>> Start
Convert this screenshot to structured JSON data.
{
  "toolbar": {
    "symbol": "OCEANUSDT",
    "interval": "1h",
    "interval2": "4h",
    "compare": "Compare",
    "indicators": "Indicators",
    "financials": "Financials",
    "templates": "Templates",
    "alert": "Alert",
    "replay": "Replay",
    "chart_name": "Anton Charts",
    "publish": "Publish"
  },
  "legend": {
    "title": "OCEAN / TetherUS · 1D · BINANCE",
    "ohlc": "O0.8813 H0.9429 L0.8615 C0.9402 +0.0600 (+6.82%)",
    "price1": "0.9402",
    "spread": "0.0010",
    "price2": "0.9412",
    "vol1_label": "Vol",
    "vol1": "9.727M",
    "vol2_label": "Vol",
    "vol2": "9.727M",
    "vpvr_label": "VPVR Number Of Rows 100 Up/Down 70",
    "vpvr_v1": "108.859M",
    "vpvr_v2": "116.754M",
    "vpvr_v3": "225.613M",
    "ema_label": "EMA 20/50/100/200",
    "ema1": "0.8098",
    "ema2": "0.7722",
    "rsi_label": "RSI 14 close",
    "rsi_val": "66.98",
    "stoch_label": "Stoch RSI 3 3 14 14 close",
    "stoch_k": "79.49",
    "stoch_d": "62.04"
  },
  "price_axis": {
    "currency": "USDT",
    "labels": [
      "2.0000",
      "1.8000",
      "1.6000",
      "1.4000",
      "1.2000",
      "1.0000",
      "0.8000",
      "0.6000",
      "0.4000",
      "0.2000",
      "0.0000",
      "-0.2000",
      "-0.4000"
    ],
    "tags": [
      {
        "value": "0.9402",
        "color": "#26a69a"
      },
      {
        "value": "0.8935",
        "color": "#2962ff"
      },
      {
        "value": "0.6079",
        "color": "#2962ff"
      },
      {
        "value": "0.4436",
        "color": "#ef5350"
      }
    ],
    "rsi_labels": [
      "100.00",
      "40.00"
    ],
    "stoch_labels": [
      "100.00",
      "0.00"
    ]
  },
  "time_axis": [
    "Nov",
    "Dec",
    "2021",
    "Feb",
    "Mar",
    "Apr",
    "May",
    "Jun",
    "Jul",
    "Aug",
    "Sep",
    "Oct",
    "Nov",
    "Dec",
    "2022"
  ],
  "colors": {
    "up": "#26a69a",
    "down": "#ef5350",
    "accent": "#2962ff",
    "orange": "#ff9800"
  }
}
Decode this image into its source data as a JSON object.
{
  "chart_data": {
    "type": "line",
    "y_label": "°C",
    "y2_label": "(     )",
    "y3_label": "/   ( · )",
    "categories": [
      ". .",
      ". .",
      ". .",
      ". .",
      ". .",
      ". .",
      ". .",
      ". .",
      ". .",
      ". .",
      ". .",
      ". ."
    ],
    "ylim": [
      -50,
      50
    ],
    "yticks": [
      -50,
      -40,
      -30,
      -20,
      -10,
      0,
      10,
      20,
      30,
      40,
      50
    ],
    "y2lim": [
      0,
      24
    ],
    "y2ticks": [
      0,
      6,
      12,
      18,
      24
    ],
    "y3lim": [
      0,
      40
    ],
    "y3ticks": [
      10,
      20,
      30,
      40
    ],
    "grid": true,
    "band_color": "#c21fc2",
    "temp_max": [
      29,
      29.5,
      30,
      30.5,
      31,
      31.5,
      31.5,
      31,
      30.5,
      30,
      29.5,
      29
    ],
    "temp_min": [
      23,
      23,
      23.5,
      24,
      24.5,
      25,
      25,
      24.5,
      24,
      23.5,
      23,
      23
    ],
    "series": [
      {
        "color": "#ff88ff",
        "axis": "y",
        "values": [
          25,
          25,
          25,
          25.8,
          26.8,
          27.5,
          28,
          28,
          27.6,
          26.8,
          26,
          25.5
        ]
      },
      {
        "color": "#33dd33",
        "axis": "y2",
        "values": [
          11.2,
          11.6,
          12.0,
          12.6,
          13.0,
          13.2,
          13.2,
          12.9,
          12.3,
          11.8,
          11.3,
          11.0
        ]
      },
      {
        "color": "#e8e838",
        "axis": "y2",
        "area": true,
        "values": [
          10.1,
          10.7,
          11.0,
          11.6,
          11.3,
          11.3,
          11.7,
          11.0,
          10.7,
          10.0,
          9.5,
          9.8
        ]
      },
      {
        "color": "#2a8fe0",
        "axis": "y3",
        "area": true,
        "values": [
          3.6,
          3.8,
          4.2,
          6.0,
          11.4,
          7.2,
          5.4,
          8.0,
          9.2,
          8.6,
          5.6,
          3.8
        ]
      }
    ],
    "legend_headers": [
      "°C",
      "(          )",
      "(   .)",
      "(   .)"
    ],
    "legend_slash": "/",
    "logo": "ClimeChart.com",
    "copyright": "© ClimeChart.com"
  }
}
>> End
>> Start
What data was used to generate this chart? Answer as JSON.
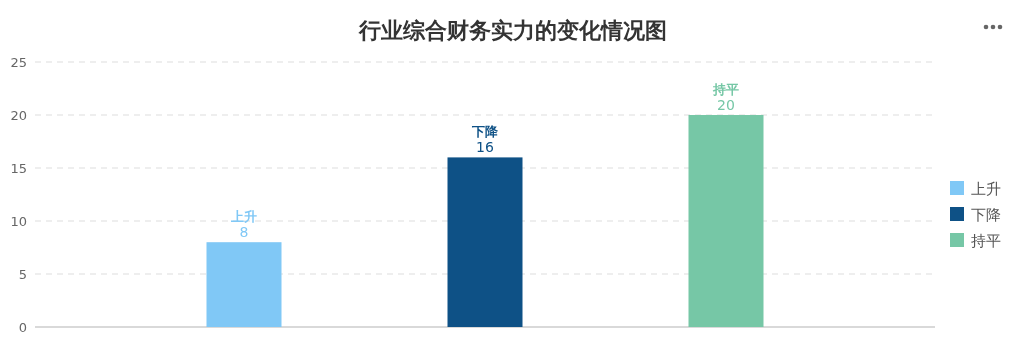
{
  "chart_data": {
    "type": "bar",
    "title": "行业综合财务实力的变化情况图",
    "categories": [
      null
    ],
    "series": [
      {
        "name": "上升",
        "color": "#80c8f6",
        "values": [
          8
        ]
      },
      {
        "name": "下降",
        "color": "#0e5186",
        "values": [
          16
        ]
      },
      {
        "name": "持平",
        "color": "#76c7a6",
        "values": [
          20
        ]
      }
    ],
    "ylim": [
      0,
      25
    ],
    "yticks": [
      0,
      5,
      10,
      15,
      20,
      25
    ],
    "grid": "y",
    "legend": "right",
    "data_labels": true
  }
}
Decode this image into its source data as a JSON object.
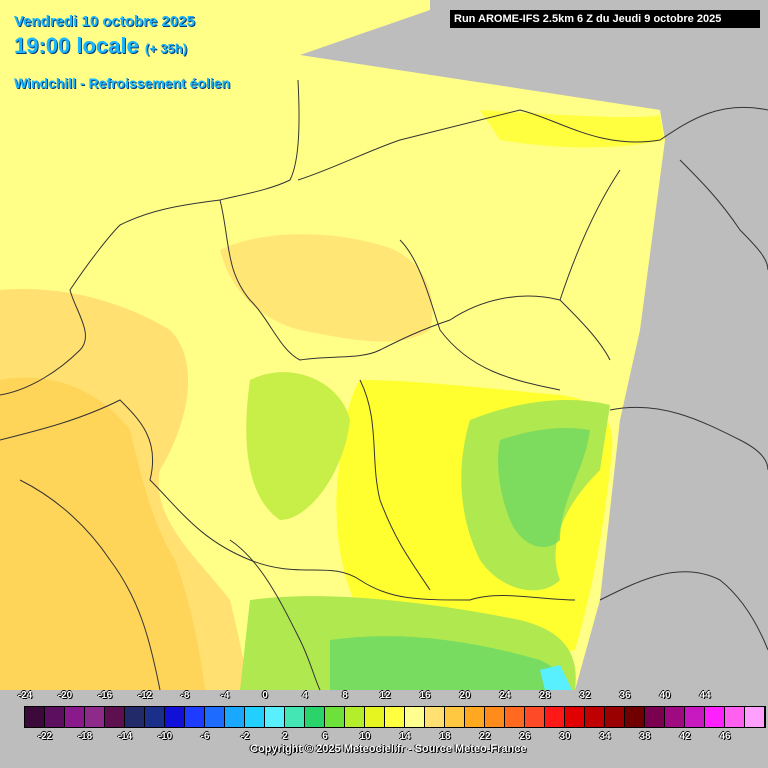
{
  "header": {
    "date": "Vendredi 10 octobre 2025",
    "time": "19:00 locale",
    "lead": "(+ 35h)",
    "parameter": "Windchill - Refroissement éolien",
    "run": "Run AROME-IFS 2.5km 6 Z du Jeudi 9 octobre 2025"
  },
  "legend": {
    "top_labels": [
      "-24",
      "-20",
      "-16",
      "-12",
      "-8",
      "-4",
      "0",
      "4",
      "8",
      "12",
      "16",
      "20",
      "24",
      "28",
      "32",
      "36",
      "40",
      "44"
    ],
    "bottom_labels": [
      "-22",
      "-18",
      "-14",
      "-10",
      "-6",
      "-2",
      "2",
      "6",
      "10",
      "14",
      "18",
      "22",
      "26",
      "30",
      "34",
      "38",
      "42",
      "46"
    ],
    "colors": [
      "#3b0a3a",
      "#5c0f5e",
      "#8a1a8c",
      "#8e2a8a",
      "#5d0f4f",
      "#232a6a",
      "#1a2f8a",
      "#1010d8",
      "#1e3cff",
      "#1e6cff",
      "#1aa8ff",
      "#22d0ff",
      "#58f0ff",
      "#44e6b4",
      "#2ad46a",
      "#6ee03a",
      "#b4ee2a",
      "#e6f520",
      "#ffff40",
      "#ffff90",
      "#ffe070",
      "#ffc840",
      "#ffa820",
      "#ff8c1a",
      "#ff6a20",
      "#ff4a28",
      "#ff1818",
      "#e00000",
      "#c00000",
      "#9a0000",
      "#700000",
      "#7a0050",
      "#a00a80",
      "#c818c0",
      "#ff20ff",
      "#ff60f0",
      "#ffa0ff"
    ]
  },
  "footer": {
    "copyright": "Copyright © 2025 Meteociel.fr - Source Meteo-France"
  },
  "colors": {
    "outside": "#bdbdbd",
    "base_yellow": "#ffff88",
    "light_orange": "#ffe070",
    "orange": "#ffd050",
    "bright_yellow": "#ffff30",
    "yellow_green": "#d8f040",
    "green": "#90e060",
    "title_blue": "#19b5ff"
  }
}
>> End
## [GIVEN TASK]
Read the lines above. Gather those in which the string "octobre" is found.

## [OUTPUT FOR THIS EXERCISE]
    "date": "Vendredi 10 octobre 2025",
    "run": "Run AROME-IFS 2.5km 6 Z du Jeudi 9 octobre 2025"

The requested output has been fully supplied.